=== WHAT IS EXPECTED ===
Give back the full listing verbatim, apart from its images.

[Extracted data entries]

--- start ---

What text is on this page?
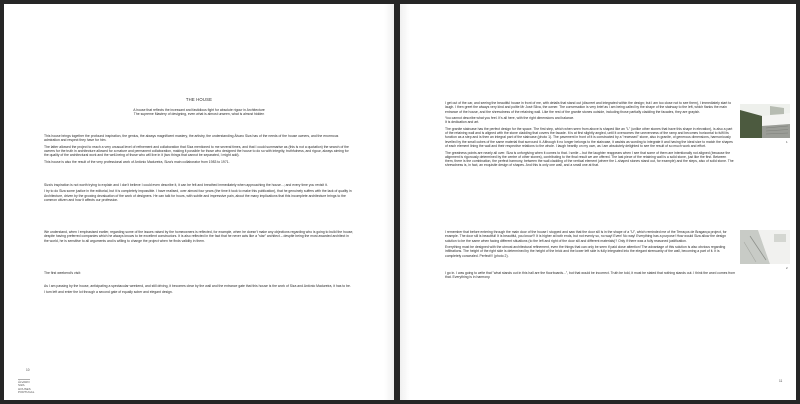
THE HOUSE

A house that reflects the incessant and fastidious fight for absolute rigour in Architecture

The supreme Mastery of designing, even what is almost unseen, what is almost hidden

This house brings together the profound inspiration, the genius, the always magnificent mastery, the artistry, the understanding Álvaro Siza has of the needs of the house owners, and the enormous admiration and respect they have for him.

The latter allowed the project to reach a very unusual level of refinement and collaboration that Siza mentioned to me several times, and that I could summarise as (this is not a quotation) the search of the owners for the truth in architecture allowed for a mature and permanent collaboration, making it possible for those who designed the house to do so with integrity, truthfulness, and rigour, always aiming for the quality of the architectural work and the well-being of those who will live in it (two things that cannot be separated, I might add).

This house is also the result of the very professional work of António Madureira, Siza's main collaborator from 1983 to 1971.

Siza's inspiration is not worth trying to explain and I don't believe I could even describe it, it can be felt and breathed immediately when approaching the house...; and every time you revisit it.

I try to do Siza some justice in the editorial, but it is completely impossible. I have realised, over almost four years (the time it took to make this publication), that he genuinely suffers with the lack of quality in Architecture, driven by the growing devaluation of the work of designers. He can talk for hours, with subtle and impressive pain, about the many implications that this incomplete architecture brings to the common citizen and how it affects our profession.

We understand, when I emphasised earlier, regarding some of the issues raised by the homeowners is reflected, for example, when he doesn't make any objections regarding who is going to build the house, despite having preferred companies which he always knows to be excellent constructors. It is also reflected in the fact that he never acts like a "star" architect – despite being the most awarded architect in the world, he is sensitive to all arguments and is willing to change the project when he finds validity in them.

The first weekend's visit:

As I am passing by the house, anticipating a spectacular weekend, and still driving, it becomes clear by the wall and the entrance gate that this house is the work of Siza and António Madureira, it has to be.

I turn left and enter the lot through a second gate of equally sober and elegant design.

ÁLVARO
SIZA
HOUSES
PORTUGAL
10

I get out of the car, and seeing the beautiful house in front of me, with details that stand out (discreet and integrated within the design; but I am too close not to see them), I immediately start to laugh. I then greet the always very kind and polite Mr José Silva, the owner. The conversation is very brief as I am being called by the shape of the stairway to the left, which flanks the main entrance of the house, and the shrewdness of the retaining wall. Like the rest of the granite stones outside, including those partially cladding the facades, they are grayish.

You cannot describe what you feel. It's all here, with the right dimensions and balance.

It is dedication and art.

The granite staircase has the perfect design for the space. The first step, which when seen from above is shaped like an "L" (unlike other stones that have this shape in elevation), is also a part of the retaining wall and is aligned with the stone cladding that covers the facade. It is at first slightly angled, until it overcomes the unevenness of the ramp and becomes horizontal to fulfil its function as a step and is then an integral part of the staircase (photo 1). The pavement in front of it is constructed by a "recessed" stone, also in granite, of generous dimensions, harmoniously levelled by the small cubes of the same material that surround it. Although it no longer belongs to the staircase, it assists as wording to integrate it and having the ideal size to match the shapes of each element lining the wall and their respective relations to the whole. I laugh heartily on my own, as I am absolutely delighted to see the result of so much work and effort.

The greatness points are nearly all over. Siza is unforgiving when it comes to that. I smile – but the laughter reappears when I see that some of them are intentionally not aligned (because the alignment is rigorously determined by the centre of other stones), contributing to the final result we are offered. The last piece of the retaining wall is a solid stone, just like the first. Between them, there is the combination, the perfect harmony, between the wall cladding of the vertical element (where the L-shaped stones stand out, for example) and the steps, also of solid stone. The shrewdness is, in fact, an exquisite design of shapes. And this is only one wall, and a small one at that.

I remember that before entering through the main door of the house I stopped and saw that the door sill is in the shape of a "U", which reminded me of the Terraços de Bragança project, for example. The door sill is beautiful! It is beautiful, you know?! It is higher at both ends, but not evenly so, no way! Even! No way! Everything has a purpose! How would Siza allow the design solution to be the same when facing different situations (to the left and right of the door sill and different materials)? Only if there was a fully reasoned justification.

Everything must be designed with the utmost architectural refinement, even the things that can only be seen if paid close attention! The advantage of this solution is also obvious regarding infiltrations. The height of the right side is determined by the height of the brick and the lower left side is fully integrated into the elegant strenuarity of the wall, becoming a part of it. It is completely concealed. Perfect!!! (photo 2).

I go in. I was going to write that "what stands out in this hall are the floorboards...", but that would be incorrect. Truth be told, it must be stated that nothing stands out. I think the word comes from that. Everything is in harmony.

1
2
11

--- end ---

=== EXERCISE ANSWER ===
What text is on this page?
THE HOUSE

A house that reflects the incessant and fastidious fight for absolute rigour in Architecture

The supreme Mastery of designing, even what is almost unseen, what is almost hidden

This house brings together the profound inspiration, the genius, the always magnificent mastery, the artistry, the understanding Álvaro Siza has of the needs of the house owners, and the enormous admiration and respect they have for him.

The latter allowed the project to reach a very unusual level of refinement and collaboration that Siza mentioned to me several times, and that I could summarise as (this is not a quotation) the search of the owners for the truth in architecture allowed for a mature and permanent collaboration, making it possible for those who designed the house to do so with integrity, truthfulness, and rigour, always aiming for the quality of the architectural work and the well-being of those who will live in it (two things that cannot be separated, I might add).

This house is also the result of the very professional work of António Madureira, Siza's main collaborator from 1983 to 1971.

Siza's inspiration is not worth trying to explain and I don't believe I could even describe it, it can be felt and breathed immediately when approaching the house...; and every time you revisit it.

I try to do Siza some justice in the editorial, but it is completely impossible. I have realised, over almost four years (the time it took to make this publication), that he genuinely suffers with the lack of quality in Architecture, driven by the growing devaluation of the work of designers. He can talk for hours, with subtle and impressive pain, about the many implications that this incomplete architecture brings to the common citizen and how it affects our profession.

We understand, when I emphasised earlier, regarding some of the issues raised by the homeowners is reflected, for example, when he doesn't make any objections regarding who is going to build the house, despite having preferred companies which he always knows to be excellent constructors. It is also reflected in the fact that he never acts like a "star" architect – despite being the most awarded architect in the world, he is sensitive to all arguments and is willing to change the project when he finds validity in them.

The first weekend's visit:

As I am passing by the house, anticipating a spectacular weekend, and still driving, it becomes clear by the wall and the entrance gate that this house is the work of Siza and António Madureira, it has to be.

I turn left and enter the lot through a second gate of equally sober and elegant design.

ÁLVARO
SIZA
HOUSES
PORTUGAL
10

I get out of the car, and seeing the beautiful house in front of me, with details that stand out (discreet and integrated within the design; but I am too close not to see them), I immediately start to laugh. I then greet the always very kind and polite Mr José Silva, the owner. The conversation is very brief as I am being called by the shape of the stairway to the left, which flanks the main entrance of the house, and the shrewdness of the retaining wall. Like the rest of the granite stones outside, including those partially cladding the facades, they are grayish.

You cannot describe what you feel. It's all here, with the right dimensions and balance.

It is dedication and art.

The granite staircase has the perfect design for the space. The first step, which when seen from above is shaped like an "L" (unlike other stones that have this shape in elevation), is also a part of the retaining wall and is aligned with the stone cladding that covers the facade. It is at first slightly angled, until it overcomes the unevenness of the ramp and becomes horizontal to fulfil its function as a step and is then an integral part of the staircase (photo 1). The pavement in front of it is constructed by a "recessed" stone, also in granite, of generous dimensions, harmoniously levelled by the small cubes of the same material that surround it. Although it no longer belongs to the staircase, it assists as wording to integrate it and having the ideal size to match the shapes of each element lining the wall and their respective relations to the whole. I laugh heartily on my own, as I am absolutely delighted to see the result of so much work and effort.

The greatness points are nearly all over. Siza is unforgiving when it comes to that. I smile – but the laughter reappears when I see that some of them are intentionally not aligned (because the alignment is rigorously determined by the centre of other stones), contributing to the final result we are offered. The last piece of the retaining wall is a solid stone, just like the first. Between them, there is the combination, the perfect harmony, between the wall cladding of the vertical element (where the L-shaped stones stand out, for example) and the steps, also of solid stone. The shrewdness is, in fact, an exquisite design of shapes. And this is only one wall, and a small one at that.

I remember that before entering through the main door of the house I stopped and saw that the door sill is in the shape of a "U", which reminded me of the Terraços de Bragança project, for example. The door sill is beautiful! It is beautiful, you know?! It is higher at both ends, but not evenly so, no way! Even! No way! Everything has a purpose! How would Siza allow the design solution to be the same when facing different situations (to the left and right of the door sill and different materials)? Only if there was a fully reasoned justification.

Everything must be designed with the utmost architectural refinement, even the things that can only be seen if paid close attention! The advantage of this solution is also obvious regarding infiltrations. The height of the right side is determined by the height of the brick and the lower left side is fully integrated into the elegant strenuarity of the wall, becoming a part of it. It is completely concealed. Perfect!!! (photo 2).

I go in. I was going to write that "what stands out in this hall are the floorboards...", but that would be incorrect. Truth be told, it must be stated that nothing stands out. I think the word comes from that. Everything is in harmony.

1
2
11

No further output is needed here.